The problem - Copy each line where the word "ylabel" occurs.

Structured figure records -
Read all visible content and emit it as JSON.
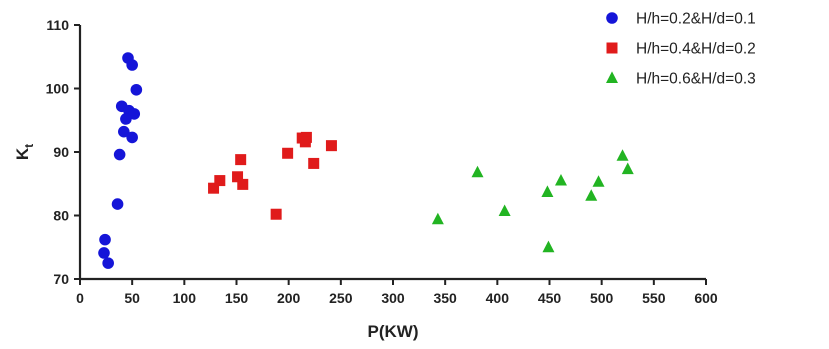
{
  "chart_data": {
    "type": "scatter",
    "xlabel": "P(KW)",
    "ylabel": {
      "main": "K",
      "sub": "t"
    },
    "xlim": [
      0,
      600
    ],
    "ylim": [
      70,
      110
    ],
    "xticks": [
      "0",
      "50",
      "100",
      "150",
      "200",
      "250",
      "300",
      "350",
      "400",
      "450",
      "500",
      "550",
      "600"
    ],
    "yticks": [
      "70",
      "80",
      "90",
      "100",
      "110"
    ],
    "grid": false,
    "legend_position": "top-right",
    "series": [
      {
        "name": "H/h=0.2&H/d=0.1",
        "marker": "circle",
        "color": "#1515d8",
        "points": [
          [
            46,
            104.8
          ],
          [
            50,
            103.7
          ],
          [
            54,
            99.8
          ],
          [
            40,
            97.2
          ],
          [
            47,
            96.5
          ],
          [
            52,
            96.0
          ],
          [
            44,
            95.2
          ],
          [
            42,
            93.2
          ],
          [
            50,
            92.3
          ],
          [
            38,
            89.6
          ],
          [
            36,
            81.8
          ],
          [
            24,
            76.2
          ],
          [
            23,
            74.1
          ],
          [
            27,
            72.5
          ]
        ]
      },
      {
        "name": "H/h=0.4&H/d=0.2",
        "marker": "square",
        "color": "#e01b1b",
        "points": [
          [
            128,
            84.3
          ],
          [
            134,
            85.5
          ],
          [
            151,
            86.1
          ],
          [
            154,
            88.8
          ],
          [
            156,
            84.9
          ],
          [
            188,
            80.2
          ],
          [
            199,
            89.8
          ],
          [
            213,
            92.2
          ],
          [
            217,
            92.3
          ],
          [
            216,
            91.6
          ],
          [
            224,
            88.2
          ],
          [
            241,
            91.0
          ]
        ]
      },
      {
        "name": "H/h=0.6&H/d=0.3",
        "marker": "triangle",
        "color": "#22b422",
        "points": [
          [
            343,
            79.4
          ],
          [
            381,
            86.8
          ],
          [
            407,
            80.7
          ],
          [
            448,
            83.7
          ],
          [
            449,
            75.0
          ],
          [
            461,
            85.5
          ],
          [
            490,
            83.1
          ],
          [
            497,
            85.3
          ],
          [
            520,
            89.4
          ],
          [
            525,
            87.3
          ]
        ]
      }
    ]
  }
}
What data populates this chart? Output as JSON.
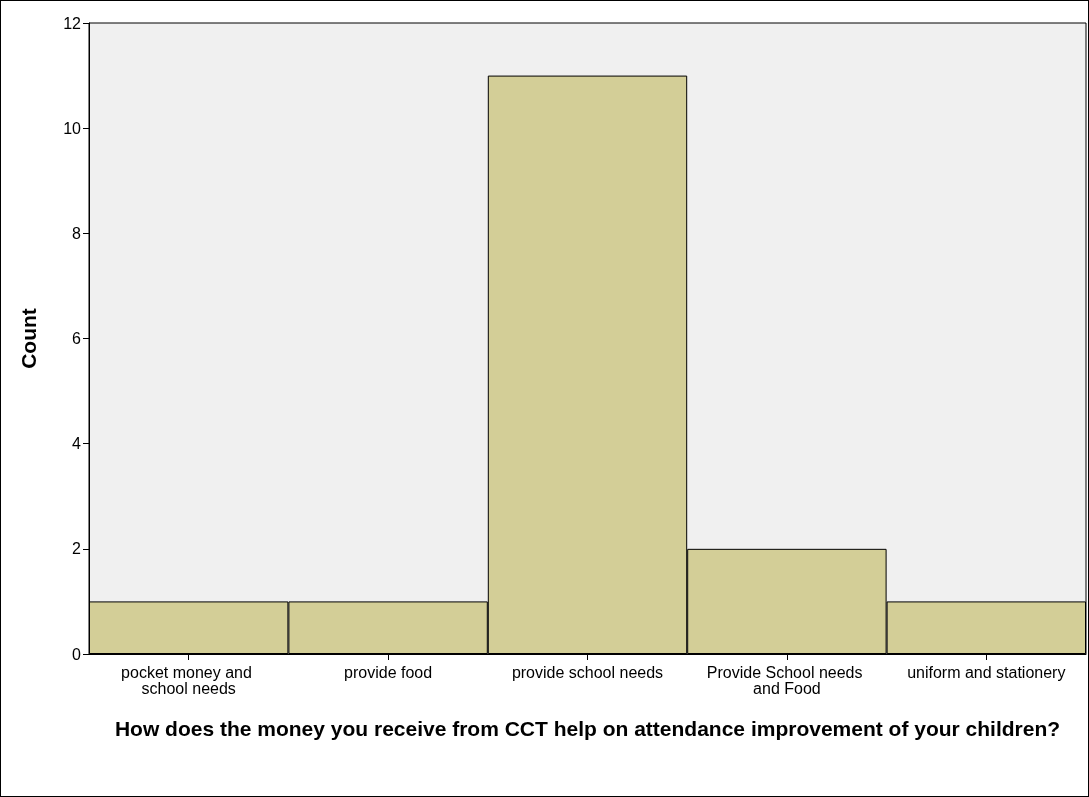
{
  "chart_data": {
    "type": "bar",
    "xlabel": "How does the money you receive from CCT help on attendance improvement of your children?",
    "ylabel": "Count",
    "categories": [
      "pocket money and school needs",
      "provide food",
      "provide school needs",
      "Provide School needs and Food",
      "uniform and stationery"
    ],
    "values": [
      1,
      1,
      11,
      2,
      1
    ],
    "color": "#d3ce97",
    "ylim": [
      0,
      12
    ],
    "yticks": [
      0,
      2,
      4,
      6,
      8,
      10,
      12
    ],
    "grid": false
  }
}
==
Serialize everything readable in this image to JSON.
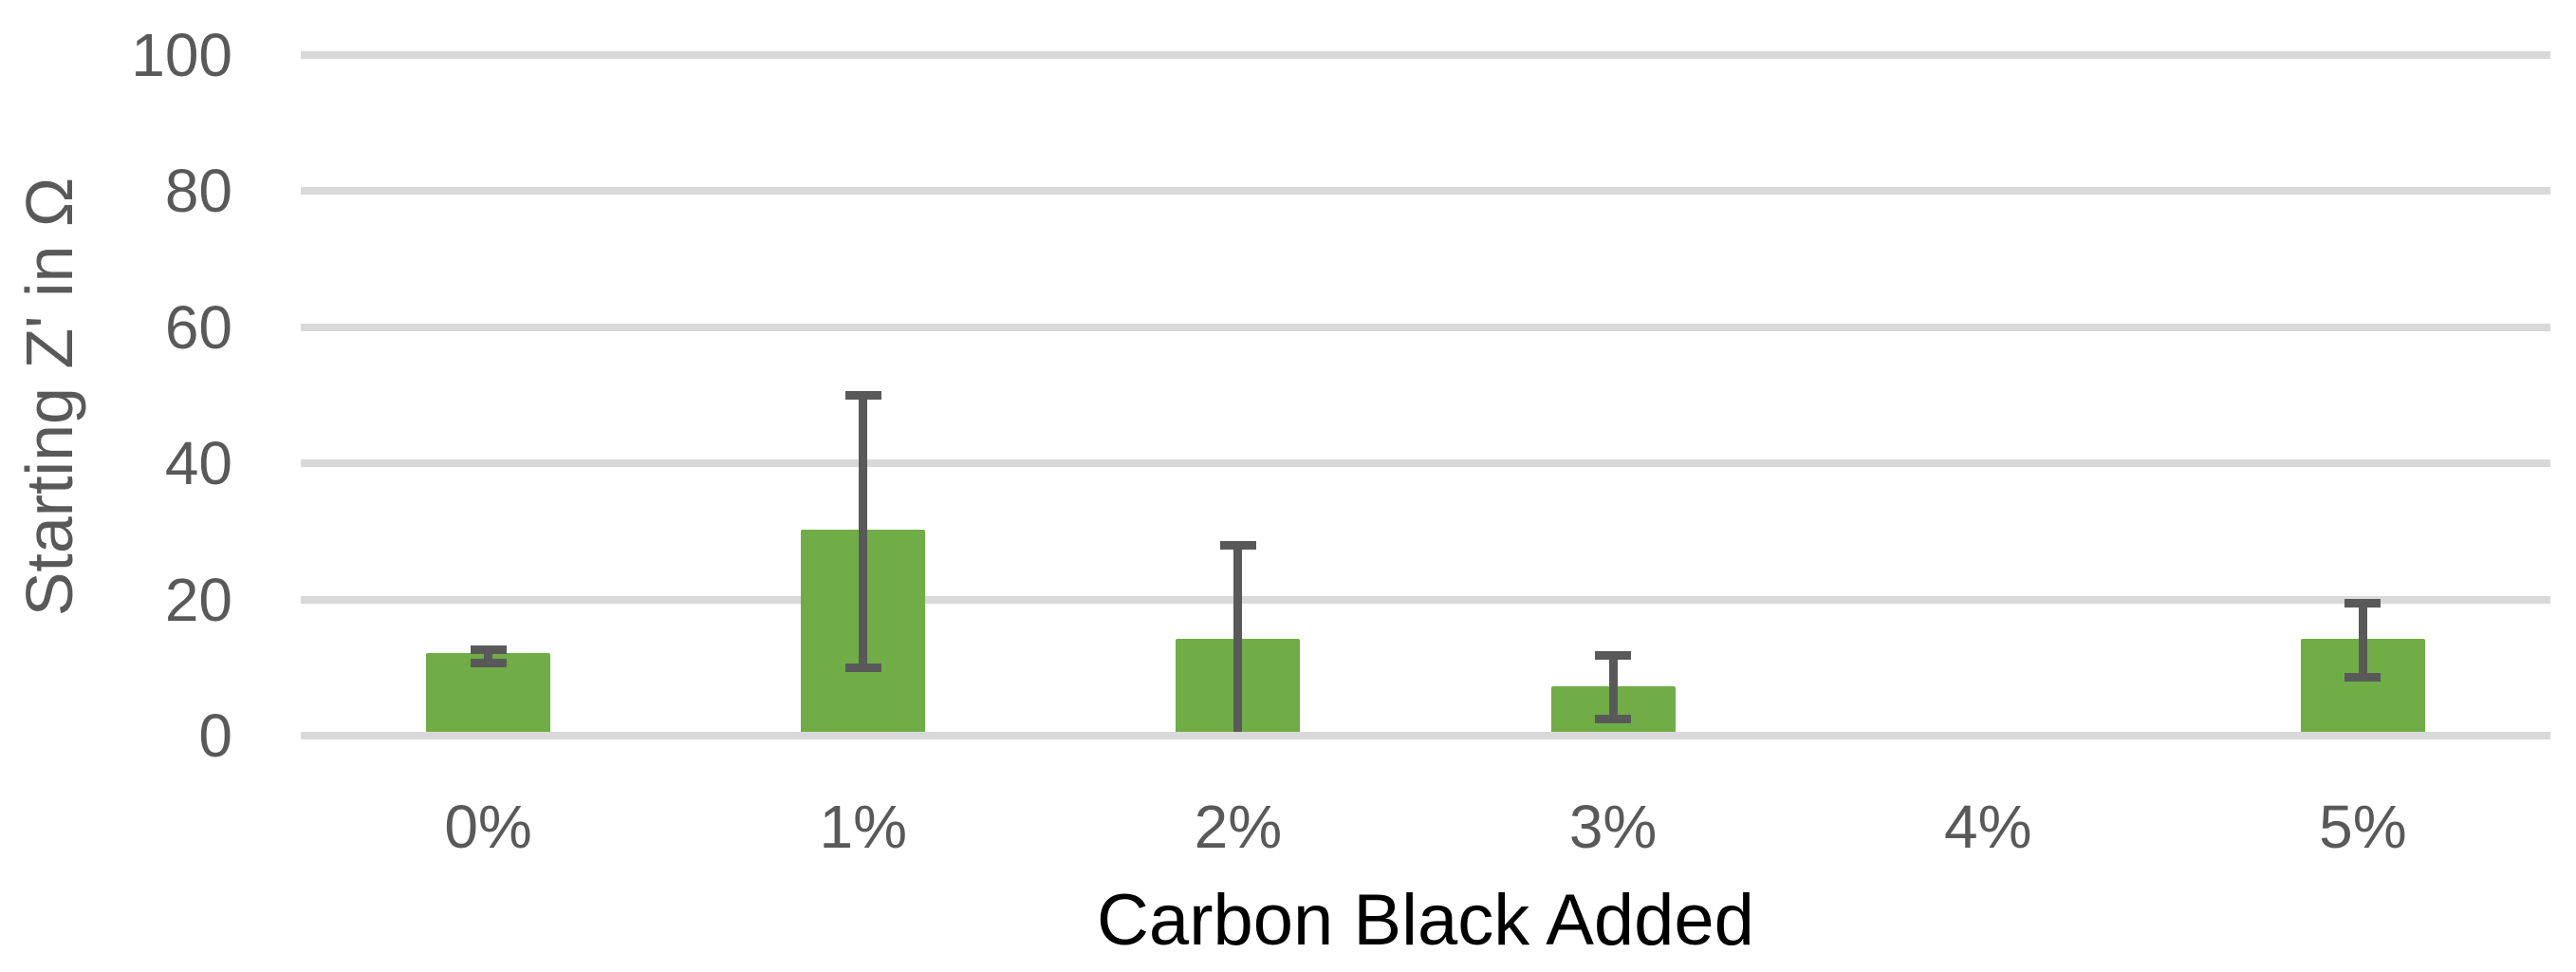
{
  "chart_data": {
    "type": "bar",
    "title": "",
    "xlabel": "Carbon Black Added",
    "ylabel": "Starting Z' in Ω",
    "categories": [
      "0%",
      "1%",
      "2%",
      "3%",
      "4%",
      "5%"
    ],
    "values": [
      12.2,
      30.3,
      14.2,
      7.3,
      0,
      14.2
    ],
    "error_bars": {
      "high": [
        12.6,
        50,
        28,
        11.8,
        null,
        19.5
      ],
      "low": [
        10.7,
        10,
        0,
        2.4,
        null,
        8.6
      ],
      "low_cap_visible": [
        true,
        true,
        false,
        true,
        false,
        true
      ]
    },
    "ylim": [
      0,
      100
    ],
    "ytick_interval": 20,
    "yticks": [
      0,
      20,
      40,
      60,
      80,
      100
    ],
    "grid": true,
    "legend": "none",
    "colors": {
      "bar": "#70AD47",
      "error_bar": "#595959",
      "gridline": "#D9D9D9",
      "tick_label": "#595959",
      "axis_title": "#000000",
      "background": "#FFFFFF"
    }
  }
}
--
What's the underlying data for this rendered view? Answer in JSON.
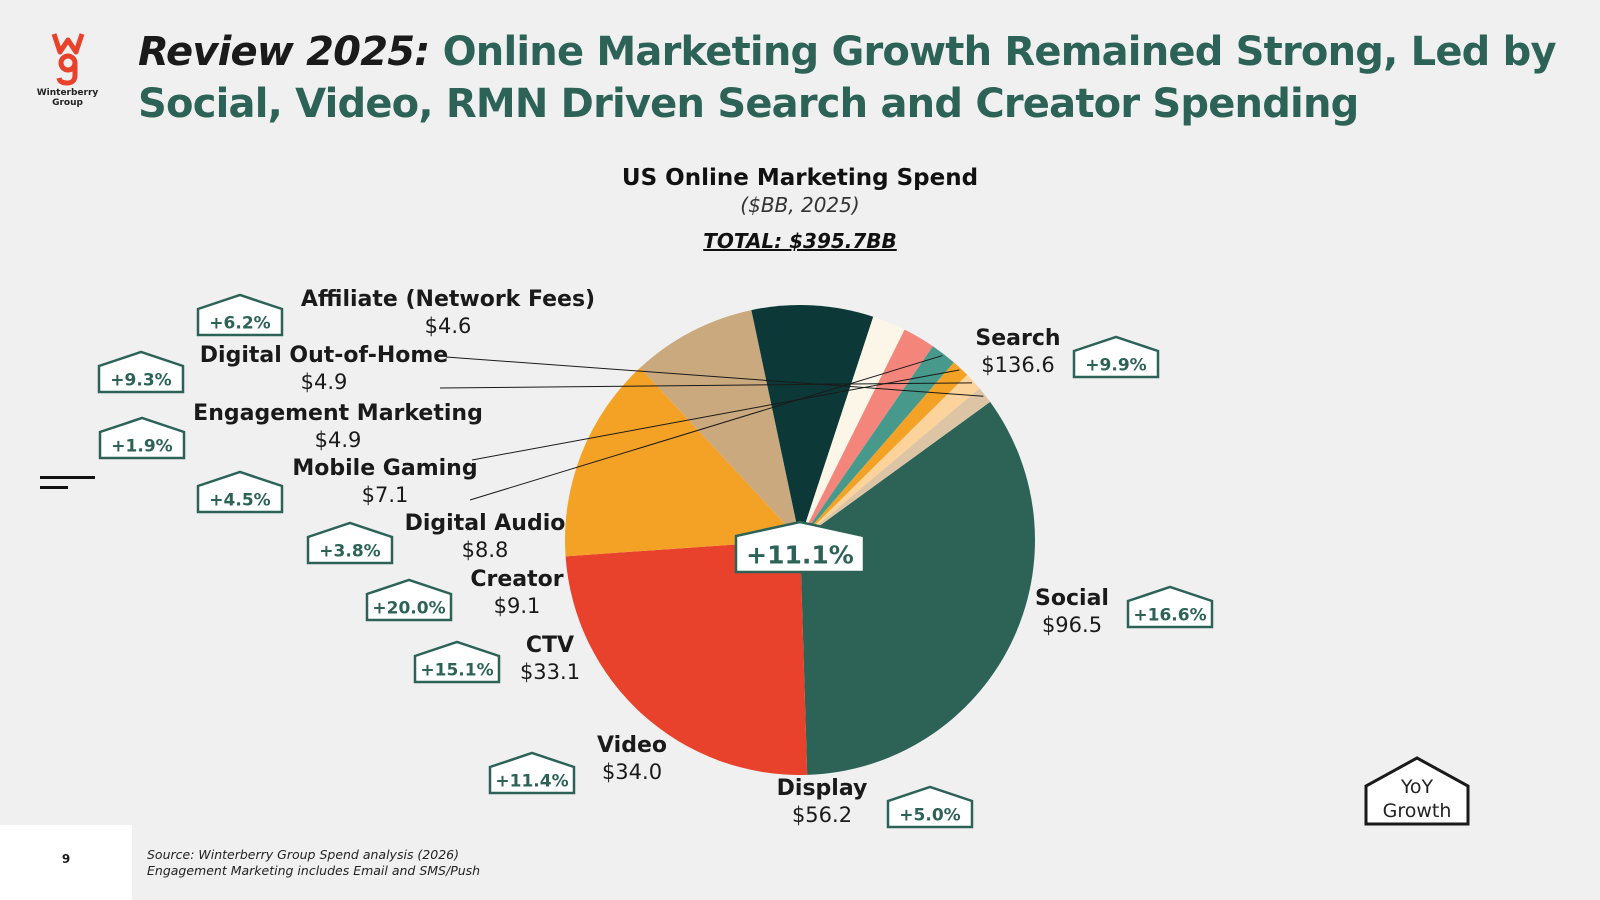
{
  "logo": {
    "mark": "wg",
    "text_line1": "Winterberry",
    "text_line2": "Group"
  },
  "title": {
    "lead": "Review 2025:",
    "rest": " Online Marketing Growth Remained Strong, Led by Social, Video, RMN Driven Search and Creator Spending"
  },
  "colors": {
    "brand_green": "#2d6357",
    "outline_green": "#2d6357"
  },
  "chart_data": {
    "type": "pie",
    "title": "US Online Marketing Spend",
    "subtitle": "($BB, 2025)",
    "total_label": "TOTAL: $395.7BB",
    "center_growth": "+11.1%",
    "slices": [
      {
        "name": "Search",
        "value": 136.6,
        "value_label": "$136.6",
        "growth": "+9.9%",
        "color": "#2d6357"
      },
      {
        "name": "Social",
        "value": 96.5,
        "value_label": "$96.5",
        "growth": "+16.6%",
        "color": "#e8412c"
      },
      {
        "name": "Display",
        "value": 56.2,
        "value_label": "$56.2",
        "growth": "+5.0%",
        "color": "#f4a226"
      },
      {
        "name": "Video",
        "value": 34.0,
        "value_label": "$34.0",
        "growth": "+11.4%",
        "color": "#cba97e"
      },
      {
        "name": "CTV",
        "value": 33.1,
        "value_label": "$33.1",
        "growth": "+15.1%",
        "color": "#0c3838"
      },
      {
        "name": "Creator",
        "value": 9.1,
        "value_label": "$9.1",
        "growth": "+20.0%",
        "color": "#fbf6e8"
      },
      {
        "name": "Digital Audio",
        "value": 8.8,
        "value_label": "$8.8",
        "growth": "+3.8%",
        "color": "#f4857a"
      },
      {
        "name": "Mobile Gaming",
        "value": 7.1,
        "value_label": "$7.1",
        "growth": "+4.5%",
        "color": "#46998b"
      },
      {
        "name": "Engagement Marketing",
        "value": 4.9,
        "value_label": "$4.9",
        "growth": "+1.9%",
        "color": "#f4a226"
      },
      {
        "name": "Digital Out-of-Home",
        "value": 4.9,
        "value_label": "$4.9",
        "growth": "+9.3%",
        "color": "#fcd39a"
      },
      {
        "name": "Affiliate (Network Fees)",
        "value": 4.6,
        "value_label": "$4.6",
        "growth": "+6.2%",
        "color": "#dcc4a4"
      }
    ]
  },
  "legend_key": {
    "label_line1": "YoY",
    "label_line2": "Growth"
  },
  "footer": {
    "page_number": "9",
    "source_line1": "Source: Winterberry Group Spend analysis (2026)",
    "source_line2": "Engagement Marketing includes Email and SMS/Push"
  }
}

Answer -
    "ylabel": {
    "ylabel": "Count",
    "ylabel": "Starting Z' in Ω",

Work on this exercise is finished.